EXTRACTED MATERIAL ▸
## START
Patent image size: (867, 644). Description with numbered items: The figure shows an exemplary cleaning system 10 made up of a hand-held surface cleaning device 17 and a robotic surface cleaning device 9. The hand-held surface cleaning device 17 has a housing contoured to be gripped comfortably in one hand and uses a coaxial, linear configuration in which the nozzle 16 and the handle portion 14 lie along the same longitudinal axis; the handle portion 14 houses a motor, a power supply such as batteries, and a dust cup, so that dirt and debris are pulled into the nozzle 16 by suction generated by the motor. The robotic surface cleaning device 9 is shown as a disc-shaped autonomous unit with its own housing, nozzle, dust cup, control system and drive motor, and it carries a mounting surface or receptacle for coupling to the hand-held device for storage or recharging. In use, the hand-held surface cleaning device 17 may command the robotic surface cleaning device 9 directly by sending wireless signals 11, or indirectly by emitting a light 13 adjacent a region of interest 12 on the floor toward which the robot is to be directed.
## END
## START
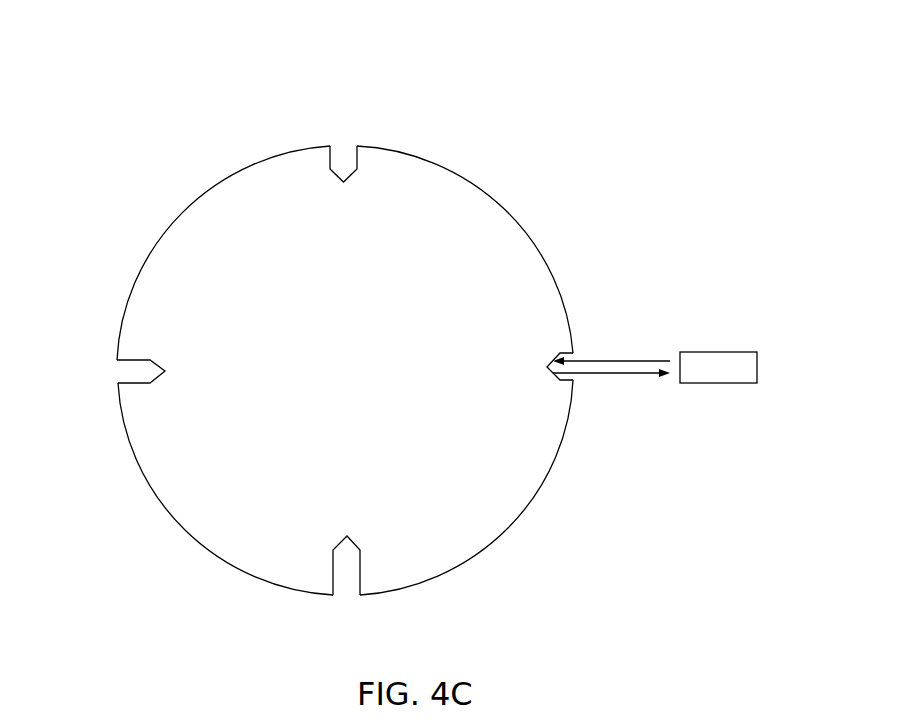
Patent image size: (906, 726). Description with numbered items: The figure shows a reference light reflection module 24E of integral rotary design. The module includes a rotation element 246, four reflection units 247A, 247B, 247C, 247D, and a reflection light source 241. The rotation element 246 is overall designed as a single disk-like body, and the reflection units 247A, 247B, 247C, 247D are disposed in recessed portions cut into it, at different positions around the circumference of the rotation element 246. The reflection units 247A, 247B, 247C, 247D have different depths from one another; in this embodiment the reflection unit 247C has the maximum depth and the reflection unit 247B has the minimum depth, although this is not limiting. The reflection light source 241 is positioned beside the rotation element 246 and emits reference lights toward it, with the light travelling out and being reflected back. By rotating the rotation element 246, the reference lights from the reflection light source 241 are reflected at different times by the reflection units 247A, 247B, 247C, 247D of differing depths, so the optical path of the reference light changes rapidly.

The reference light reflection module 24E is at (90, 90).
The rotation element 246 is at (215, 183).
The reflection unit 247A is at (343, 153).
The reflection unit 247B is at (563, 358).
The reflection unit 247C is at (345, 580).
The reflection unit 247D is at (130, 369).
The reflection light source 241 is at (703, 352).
## END
GIVEN EXERCISE ▸
Show every line above that contains the word "source", treating uppercase and lowercase letters as different.

WRITTEN SOLUTION ▸
Patent image size: (906, 726). Description with numbered items: The figure shows a reference light reflection module 24E of integral rotary design. The module includes a rotation element 246, four reflection units 247A, 247B, 247C, 247D, and a reflection light source 241. The rotation element 246 is overall designed as a single disk-like body, and the reflection units 247A, 247B, 247C, 247D are disposed in recessed portions cut into it, at different positions around the circumference of the rotation element 246. The reflection units 247A, 247B, 247C, 247D have different depths from one another; in this embodiment the reflection unit 247C has the maximum depth and the reflection unit 247B has the minimum depth, although this is not limiting. The reflection light source 241 is positioned beside the rotation element 246 and emits reference lights toward it, with the light travelling out and being reflected back. By rotating the rotation element 246, the reference lights from the reflection light source 241 are reflected at different times by the reflection units 247A, 247B, 247C, 247D of differing depths, so the optical path of the reference light changes rapidly.
The reflection light source 241 is at (703, 352).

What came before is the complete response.